**Set task:** Retype all of the listing exactly, passing over any picture you find.

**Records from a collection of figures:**

=-=-=-=-=

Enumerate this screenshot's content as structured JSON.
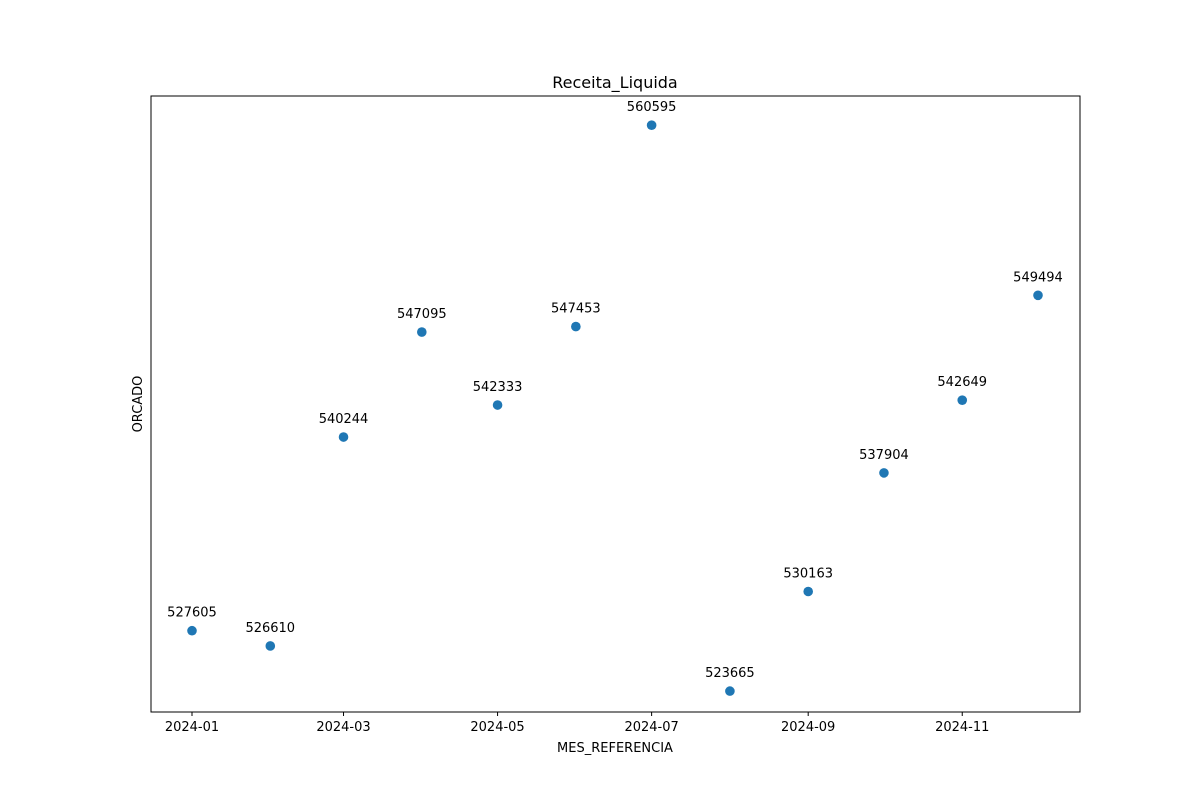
{
  "chart_data": {
    "type": "scatter",
    "title": "Receita_Liquida",
    "xlabel": "MES_REFERENCIA",
    "ylabel": "ORCADO",
    "x_ticks": [
      "2024-01",
      "2024-03",
      "2024-05",
      "2024-07",
      "2024-09",
      "2024-11"
    ],
    "points": [
      {
        "month": "2024-01",
        "value": 527605,
        "label": "527605"
      },
      {
        "month": "2024-02",
        "value": 526610,
        "label": "526610"
      },
      {
        "month": "2024-03",
        "value": 540244,
        "label": "540244"
      },
      {
        "month": "2024-04",
        "value": 547095,
        "label": "547095"
      },
      {
        "month": "2024-05",
        "value": 542333,
        "label": "542333"
      },
      {
        "month": "2024-06",
        "value": 547453,
        "label": "547453"
      },
      {
        "month": "2024-07",
        "value": 560595,
        "label": "560595"
      },
      {
        "month": "2024-08",
        "value": 523665,
        "label": "523665"
      },
      {
        "month": "2024-09",
        "value": 530163,
        "label": "530163"
      },
      {
        "month": "2024-10",
        "value": 537904,
        "label": "537904"
      },
      {
        "month": "2024-11",
        "value": 542649,
        "label": "542649"
      },
      {
        "month": "2024-12",
        "value": 549494,
        "label": "549494"
      }
    ],
    "ylim": [
      522300,
      562500
    ],
    "grid": false,
    "y_ticks_visible": false,
    "marker_color": "#1f77b4"
  }
}
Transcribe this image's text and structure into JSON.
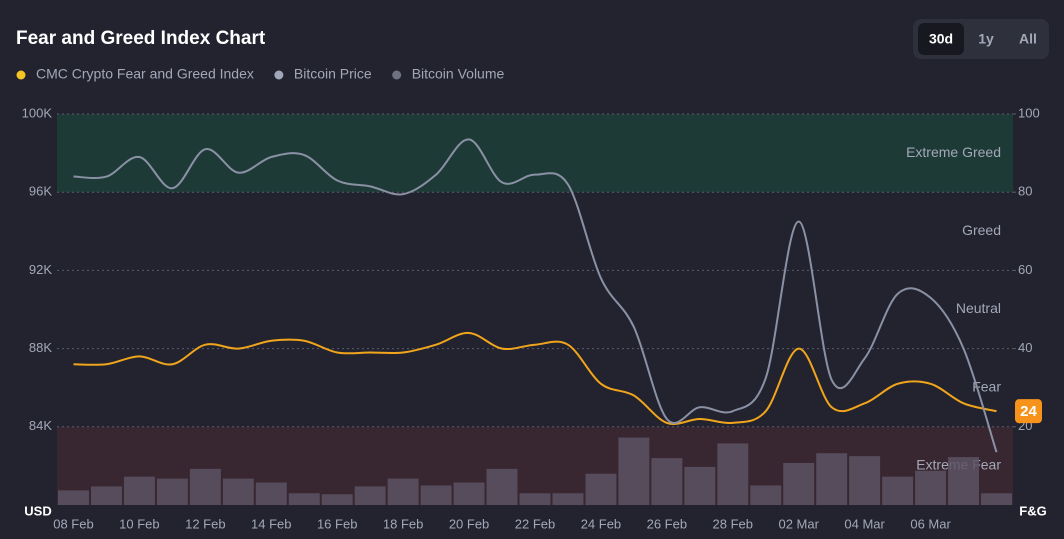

=-=-=-=-=

**Solution:**
Enumerate this screenshot's content as structured JSON.
{
  "chart_data": {
    "type": "scatter",
    "title": "Receita_Liquida",
    "xlabel": "MES_REFERENCIA",
    "ylabel": "ORCADO",
    "x_ticks": [
      "2024-01",
      "2024-03",
      "2024-05",
      "2024-07",
      "2024-09",
      "2024-11"
    ],
    "points": [
      {
        "month": "2024-01",
        "value": 527605,
        "label": "527605"
      },
      {
        "month": "2024-02",
        "value": 526610,
        "label": "526610"
      },
      {
        "month": "2024-03",
        "value": 540244,
        "label": "540244"
      },
      {
        "month": "2024-04",
        "value": 547095,
        "label": "547095"
      },
      {
        "month": "2024-05",
        "value": 542333,
        "label": "542333"
      },
      {
        "month": "2024-06",
        "value": 547453,
        "label": "547453"
      },
      {
        "month": "2024-07",
        "value": 560595,
        "label": "560595"
      },
      {
        "month": "2024-08",
        "value": 523665,
        "label": "523665"
      },
      {
        "month": "2024-09",
        "value": 530163,
        "label": "530163"
      },
      {
        "month": "2024-10",
        "value": 537904,
        "label": "537904"
      },
      {
        "month": "2024-11",
        "value": 542649,
        "label": "542649"
      },
      {
        "month": "2024-12",
        "value": 549494,
        "label": "549494"
      }
    ],
    "ylim": [
      522300,
      562500
    ],
    "grid": false,
    "y_ticks_visible": false,
    "marker_color": "#1f77b4"
  }
}
Transcribe this image's text and structure into JSON.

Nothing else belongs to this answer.